* [Problem requirements] The data below must be copied in full and without any change.

++++++++++++++++++++

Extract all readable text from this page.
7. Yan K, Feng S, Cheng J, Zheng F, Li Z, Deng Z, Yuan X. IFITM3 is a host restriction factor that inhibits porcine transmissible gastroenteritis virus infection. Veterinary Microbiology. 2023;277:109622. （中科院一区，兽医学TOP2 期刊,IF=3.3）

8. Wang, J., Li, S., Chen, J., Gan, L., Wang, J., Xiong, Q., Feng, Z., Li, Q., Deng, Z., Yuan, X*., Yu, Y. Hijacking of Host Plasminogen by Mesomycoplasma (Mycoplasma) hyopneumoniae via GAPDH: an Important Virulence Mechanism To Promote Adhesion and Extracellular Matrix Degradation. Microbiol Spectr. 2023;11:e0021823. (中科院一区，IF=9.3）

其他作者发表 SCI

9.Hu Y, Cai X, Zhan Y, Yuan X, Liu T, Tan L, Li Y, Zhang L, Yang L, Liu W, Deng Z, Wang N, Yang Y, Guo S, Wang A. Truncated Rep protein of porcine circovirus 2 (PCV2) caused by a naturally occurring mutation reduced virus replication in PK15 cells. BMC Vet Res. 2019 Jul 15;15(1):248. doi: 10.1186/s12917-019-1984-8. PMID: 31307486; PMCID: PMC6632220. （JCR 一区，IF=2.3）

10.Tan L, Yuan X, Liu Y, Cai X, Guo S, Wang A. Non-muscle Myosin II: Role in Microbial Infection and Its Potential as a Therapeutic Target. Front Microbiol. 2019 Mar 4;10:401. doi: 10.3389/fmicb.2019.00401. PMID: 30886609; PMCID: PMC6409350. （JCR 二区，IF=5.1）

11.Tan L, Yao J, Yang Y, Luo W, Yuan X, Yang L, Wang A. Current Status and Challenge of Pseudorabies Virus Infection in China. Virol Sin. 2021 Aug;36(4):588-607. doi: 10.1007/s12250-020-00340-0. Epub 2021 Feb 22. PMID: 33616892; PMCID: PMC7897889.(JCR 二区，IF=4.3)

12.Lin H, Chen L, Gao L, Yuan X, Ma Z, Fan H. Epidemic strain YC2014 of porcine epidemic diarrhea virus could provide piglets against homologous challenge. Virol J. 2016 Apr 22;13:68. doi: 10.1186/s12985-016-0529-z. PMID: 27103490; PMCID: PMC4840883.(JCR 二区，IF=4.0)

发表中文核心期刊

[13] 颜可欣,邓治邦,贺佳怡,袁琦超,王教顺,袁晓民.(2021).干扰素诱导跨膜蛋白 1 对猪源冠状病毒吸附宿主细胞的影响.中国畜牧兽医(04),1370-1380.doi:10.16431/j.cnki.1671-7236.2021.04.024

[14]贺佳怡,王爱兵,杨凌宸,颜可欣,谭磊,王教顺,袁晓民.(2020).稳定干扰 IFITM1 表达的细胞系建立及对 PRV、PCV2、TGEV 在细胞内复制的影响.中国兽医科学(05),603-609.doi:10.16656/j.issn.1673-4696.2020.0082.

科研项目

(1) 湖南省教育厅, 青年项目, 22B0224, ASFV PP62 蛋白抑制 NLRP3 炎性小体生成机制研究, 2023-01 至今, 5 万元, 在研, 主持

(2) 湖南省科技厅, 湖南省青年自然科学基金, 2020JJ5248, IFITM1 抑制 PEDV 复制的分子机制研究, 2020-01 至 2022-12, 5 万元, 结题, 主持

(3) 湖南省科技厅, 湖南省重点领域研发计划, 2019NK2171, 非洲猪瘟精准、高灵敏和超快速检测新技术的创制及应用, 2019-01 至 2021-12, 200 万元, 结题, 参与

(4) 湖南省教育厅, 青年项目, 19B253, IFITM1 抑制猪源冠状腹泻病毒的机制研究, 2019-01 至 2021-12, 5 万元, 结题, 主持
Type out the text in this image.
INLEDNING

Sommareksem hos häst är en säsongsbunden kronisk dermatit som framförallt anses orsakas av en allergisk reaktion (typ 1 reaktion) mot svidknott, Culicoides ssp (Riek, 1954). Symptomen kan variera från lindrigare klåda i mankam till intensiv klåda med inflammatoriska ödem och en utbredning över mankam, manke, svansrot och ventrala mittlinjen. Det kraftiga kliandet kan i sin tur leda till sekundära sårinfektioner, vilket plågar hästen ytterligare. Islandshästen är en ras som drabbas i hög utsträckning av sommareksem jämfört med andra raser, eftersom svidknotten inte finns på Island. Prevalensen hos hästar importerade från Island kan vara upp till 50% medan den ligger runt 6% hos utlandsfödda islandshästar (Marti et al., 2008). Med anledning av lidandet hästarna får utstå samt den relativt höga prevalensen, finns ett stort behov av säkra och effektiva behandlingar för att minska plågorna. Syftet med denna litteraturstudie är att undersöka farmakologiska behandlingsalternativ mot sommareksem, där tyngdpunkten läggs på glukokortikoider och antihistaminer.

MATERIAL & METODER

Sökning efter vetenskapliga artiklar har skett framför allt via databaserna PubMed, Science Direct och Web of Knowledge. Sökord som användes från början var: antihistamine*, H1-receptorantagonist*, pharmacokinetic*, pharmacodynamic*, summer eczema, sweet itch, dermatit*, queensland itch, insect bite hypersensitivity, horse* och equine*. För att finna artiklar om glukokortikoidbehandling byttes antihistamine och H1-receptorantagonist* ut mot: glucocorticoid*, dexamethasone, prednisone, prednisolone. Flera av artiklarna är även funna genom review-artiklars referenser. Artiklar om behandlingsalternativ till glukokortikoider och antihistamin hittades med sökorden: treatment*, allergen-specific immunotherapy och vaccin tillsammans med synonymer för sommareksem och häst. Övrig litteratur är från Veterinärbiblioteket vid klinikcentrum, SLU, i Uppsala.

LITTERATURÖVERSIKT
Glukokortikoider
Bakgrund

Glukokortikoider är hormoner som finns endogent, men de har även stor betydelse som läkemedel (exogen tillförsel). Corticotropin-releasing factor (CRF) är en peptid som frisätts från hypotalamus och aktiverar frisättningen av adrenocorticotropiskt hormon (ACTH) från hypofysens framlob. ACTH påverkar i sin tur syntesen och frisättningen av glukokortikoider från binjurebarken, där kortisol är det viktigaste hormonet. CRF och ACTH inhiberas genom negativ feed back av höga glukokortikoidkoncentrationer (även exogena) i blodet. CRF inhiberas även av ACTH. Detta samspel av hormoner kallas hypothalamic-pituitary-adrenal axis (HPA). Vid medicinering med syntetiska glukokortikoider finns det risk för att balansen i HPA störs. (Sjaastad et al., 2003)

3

++++++++++++++++++++

* [Output for this exercise]
Extract all readable text from this page.
7. Yan K, Feng S, Cheng J, Zheng F, Li Z, Deng Z, Yuan X. IFITM3 is a host restriction factor that inhibits porcine transmissible gastroenteritis virus infection. Veterinary Microbiology. 2023;277:109622. （中科院一区，兽医学TOP2 期刊,IF=3.3）

8. Wang, J., Li, S., Chen, J., Gan, L., Wang, J., Xiong, Q., Feng, Z., Li, Q., Deng, Z., Yuan, X*., Yu, Y. Hijacking of Host Plasminogen by Mesomycoplasma (Mycoplasma) hyopneumoniae via GAPDH: an Important Virulence Mechanism To Promote Adhesion and Extracellular Matrix Degradation. Microbiol Spectr. 2023;11:e0021823. (中科院一区，IF=9.3）

其他作者发表 SCI

9.Hu Y, Cai X, Zhan Y, Yuan X, Liu T, Tan L, Li Y, Zhang L, Yang L, Liu W, Deng Z, Wang N, Yang Y, Guo S, Wang A. Truncated Rep protein of porcine circovirus 2 (PCV2) caused by a naturally occurring mutation reduced virus replication in PK15 cells. BMC Vet Res. 2019 Jul 15;15(1):248. doi: 10.1186/s12917-019-1984-8. PMID: 31307486; PMCID: PMC6632220. （JCR 一区，IF=2.3）

10.Tan L, Yuan X, Liu Y, Cai X, Guo S, Wang A. Non-muscle Myosin II: Role in Microbial Infection and Its Potential as a Therapeutic Target. Front Microbiol. 2019 Mar 4;10:401. doi: 10.3389/fmicb.2019.00401. PMID: 30886609; PMCID: PMC6409350. （JCR 二区，IF=5.1）

11.Tan L, Yao J, Yang Y, Luo W, Yuan X, Yang L, Wang A. Current Status and Challenge of Pseudorabies Virus Infection in China. Virol Sin. 2021 Aug;36(4):588-607. doi: 10.1007/s12250-020-00340-0. Epub 2021 Feb 22. PMID: 33616892; PMCID: PMC7897889.(JCR 二区，IF=4.3)

12.Lin H, Chen L, Gao L, Yuan X, Ma Z, Fan H. Epidemic strain YC2014 of porcine epidemic diarrhea virus could provide piglets against homologous challenge. Virol J. 2016 Apr 22;13:68. doi: 10.1186/s12985-016-0529-z. PMID: 27103490; PMCID: PMC4840883.(JCR 二区，IF=4.0)

发表中文核心期刊

[13] 颜可欣,邓治邦,贺佳怡,袁琦超,王教顺,袁晓民.(2021).干扰素诱导跨膜蛋白 1 对猪源冠状病毒吸附宿主细胞的影响.中国畜牧兽医(04),1370-1380.doi:10.16431/j.cnki.1671-7236.2021.04.024

[14]贺佳怡,王爱兵,杨凌宸,颜可欣,谭磊,王教顺,袁晓民.(2020).稳定干扰 IFITM1 表达的细胞系建立及对 PRV、PCV2、TGEV 在细胞内复制的影响.中国兽医科学(05),603-609.doi:10.16656/j.issn.1673-4696.2020.0082.

科研项目

(1) 湖南省教育厅, 青年项目, 22B0224, ASFV PP62 蛋白抑制 NLRP3 炎性小体生成机制研究, 2023-01 至今, 5 万元, 在研, 主持

(2) 湖南省科技厅, 湖南省青年自然科学基金, 2020JJ5248, IFITM1 抑制 PEDV 复制的分子机制研究, 2020-01 至 2022-12, 5 万元, 结题, 主持

(3) 湖南省科技厅, 湖南省重点领域研发计划, 2019NK2171, 非洲猪瘟精准、高灵敏和超快速检测新技术的创制及应用, 2019-01 至 2021-12, 200 万元, 结题, 参与

(4) 湖南省教育厅, 青年项目, 19B253, IFITM1 抑制猪源冠状腹泻病毒的机制研究, 2019-01 至 2021-12, 5 万元, 结题, 主持
Type out the text in this image.
INLEDNING

Sommareksem hos häst är en säsongsbunden kronisk dermatit som framförallt anses orsakas av en allergisk reaktion (typ 1 reaktion) mot svidknott, Culicoides ssp (Riek, 1954). Symptomen kan variera från lindrigare klåda i mankam till intensiv klåda med inflammatoriska ödem och en utbredning över mankam, manke, svansrot och ventrala mittlinjen. Det kraftiga kliandet kan i sin tur leda till sekundära sårinfektioner, vilket plågar hästen ytterligare. Islandshästen är en ras som drabbas i hög utsträckning av sommareksem jämfört med andra raser, eftersom svidknotten inte finns på Island. Prevalensen hos hästar importerade från Island kan vara upp till 50% medan den ligger runt 6% hos utlandsfödda islandshästar (Marti et al., 2008). Med anledning av lidandet hästarna får utstå samt den relativt höga prevalensen, finns ett stort behov av säkra och effektiva behandlingar för att minska plågorna. Syftet med denna litteraturstudie är att undersöka farmakologiska behandlingsalternativ mot sommareksem, där tyngdpunkten läggs på glukokortikoider och antihistaminer.

MATERIAL & METODER

Sökning efter vetenskapliga artiklar har skett framför allt via databaserna PubMed, Science Direct och Web of Knowledge. Sökord som användes från början var: antihistamine*, H1-receptorantagonist*, pharmacokinetic*, pharmacodynamic*, summer eczema, sweet itch, dermatit*, queensland itch, insect bite hypersensitivity, horse* och equine*. För att finna artiklar om glukokortikoidbehandling byttes antihistamine och H1-receptorantagonist* ut mot: glucocorticoid*, dexamethasone, prednisone, prednisolone. Flera av artiklarna är även funna genom review-artiklars referenser. Artiklar om behandlingsalternativ till glukokortikoider och antihistamin hittades med sökorden: treatment*, allergen-specific immunotherapy och vaccin tillsammans med synonymer för sommareksem och häst. Övrig litteratur är från Veterinärbiblioteket vid klinikcentrum, SLU, i Uppsala.

LITTERATURÖVERSIKT
Glukokortikoider
Bakgrund

Glukokortikoider är hormoner som finns endogent, men de har även stor betydelse som läkemedel (exogen tillförsel). Corticotropin-releasing factor (CRF) är en peptid som frisätts från hypotalamus och aktiverar frisättningen av adrenocorticotropiskt hormon (ACTH) från hypofysens framlob. ACTH påverkar i sin tur syntesen och frisättningen av glukokortikoider från binjurebarken, där kortisol är det viktigaste hormonet. CRF och ACTH inhiberas genom negativ feed back av höga glukokortikoidkoncentrationer (även exogena) i blodet. CRF inhiberas även av ACTH. Detta samspel av hormoner kallas hypothalamic-pituitary-adrenal axis (HPA). Vid medicinering med syntetiska glukokortikoider finns det risk för att balansen i HPA störs. (Sjaastad et al., 2003)

3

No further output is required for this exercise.